* _Given task_
Repeat each record exactly as written, and drop any images.

* _Records supplied_

+++

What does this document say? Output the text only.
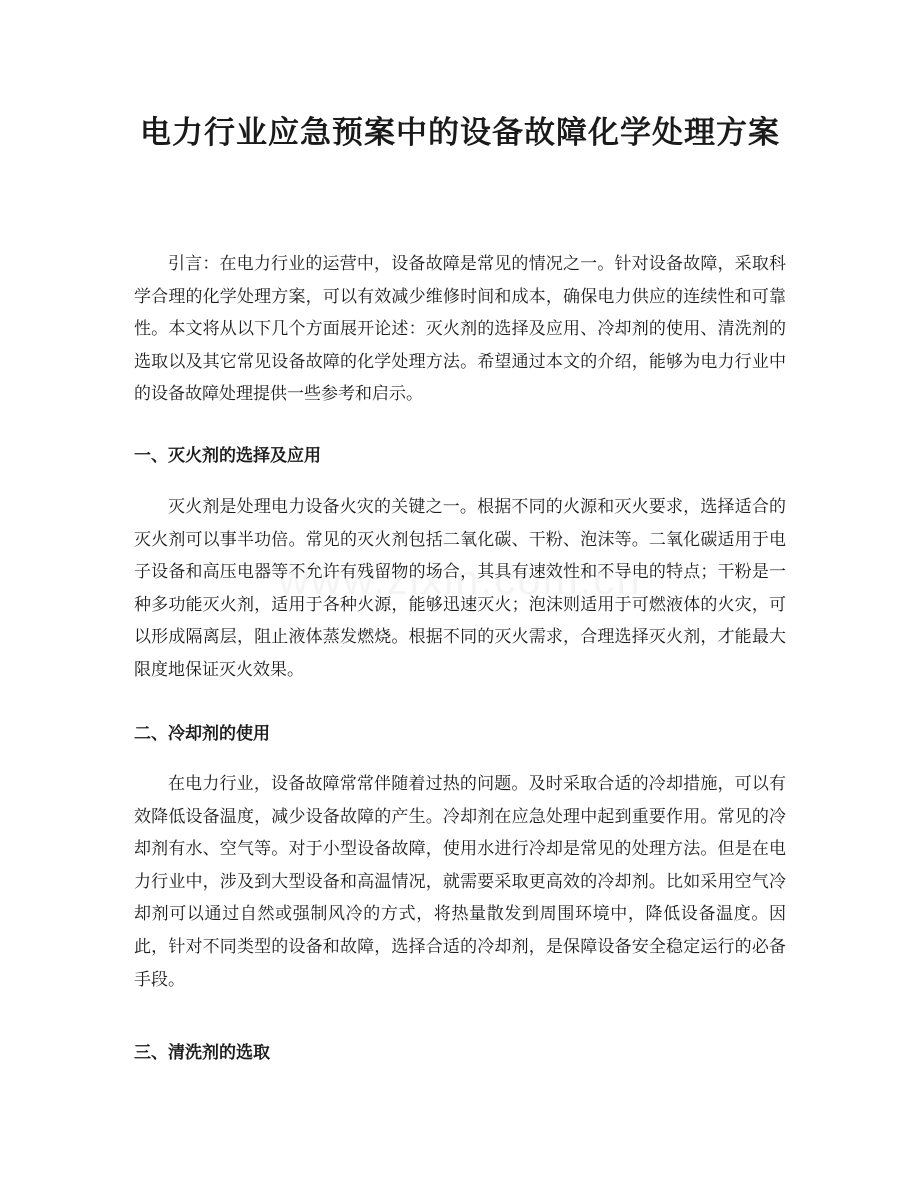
电力行业应急预案中的设备故障化学处理方案

引言：在电力行业的运营中，设备故障是常见的情况之一。针对设备故障，采取科学合理的化学处理方案，可以有效减少维修时间和成本，确保电力供应的连续性和可靠性。本文将从以下几个方面展开论述：灭火剂的选择及应用、冷却剂的使用、清洗剂的选取以及其它常见设备故障的化学处理方法。希望通过本文的介绍，能够为电力行业中的设备故障处理提供一些参考和启示。

一、灭火剂的选择及应用

灭火剂是处理电力设备火灾的关键之一。根据不同的火源和灭火要求，选择适合的灭火剂可以事半功倍。常见的灭火剂包括二氧化碳、干粉、泡沫等。二氧化碳适用于电子设备和高压电器等不允许有残留物的场合，其具有速效性和不导电的特点；干粉是一种多功能灭火剂，适用于各种火源，能够迅速灭火；泡沫则适用于可燃液体的火灾，可以形成隔离层，阻止液体蒸发燃烧。根据不同的灭火需求，合理选择灭火剂，才能最大限度地保证灭火效果。

二、冷却剂的使用

在电力行业，设备故障常常伴随着过热的问题。及时采取合适的冷却措施，可以有效降低设备温度，减少设备故障的产生。冷却剂在应急处理中起到重要作用。常见的冷却剂有水、空气等。对于小型设备故障，使用水进行冷却是常见的处理方法。但是在电力行业中，涉及到大型设备和高温情况，就需要采取更高效的冷却剂。比如采用空气冷却剂可以通过自然或强制风冷的方式，将热量散发到周围环境中，降低设备温度。因此，针对不同类型的设备和故障，选择合适的冷却剂，是保障设备安全稳定运行的必备手段。

三、清洗剂的选取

+++

* _Worked solution_
What does this document say? Output the text only.
电力行业应急预案中的设备故障化学处理方案

引言：在电力行业的运营中，设备故障是常见的情况之一。针对设备故障，采取科学合理的化学处理方案，可以有效减少维修时间和成本，确保电力供应的连续性和可靠性。本文将从以下几个方面展开论述：灭火剂的选择及应用、冷却剂的使用、清洗剂的选取以及其它常见设备故障的化学处理方法。希望通过本文的介绍，能够为电力行业中的设备故障处理提供一些参考和启示。

一、灭火剂的选择及应用

灭火剂是处理电力设备火灾的关键之一。根据不同的火源和灭火要求，选择适合的灭火剂可以事半功倍。常见的灭火剂包括二氧化碳、干粉、泡沫等。二氧化碳适用于电子设备和高压电器等不允许有残留物的场合，其具有速效性和不导电的特点；干粉是一种多功能灭火剂，适用于各种火源，能够迅速灭火；泡沫则适用于可燃液体的火灾，可以形成隔离层，阻止液体蒸发燃烧。根据不同的灭火需求，合理选择灭火剂，才能最大限度地保证灭火效果。

二、冷却剂的使用

在电力行业，设备故障常常伴随着过热的问题。及时采取合适的冷却措施，可以有效降低设备温度，减少设备故障的产生。冷却剂在应急处理中起到重要作用。常见的冷却剂有水、空气等。对于小型设备故障，使用水进行冷却是常见的处理方法。但是在电力行业中，涉及到大型设备和高温情况，就需要采取更高效的冷却剂。比如采用空气冷却剂可以通过自然或强制风冷的方式，将热量散发到周围环境中，降低设备温度。因此，针对不同类型的设备和故障，选择合适的冷却剂，是保障设备安全稳定运行的必备手段。

三、清洗剂的选取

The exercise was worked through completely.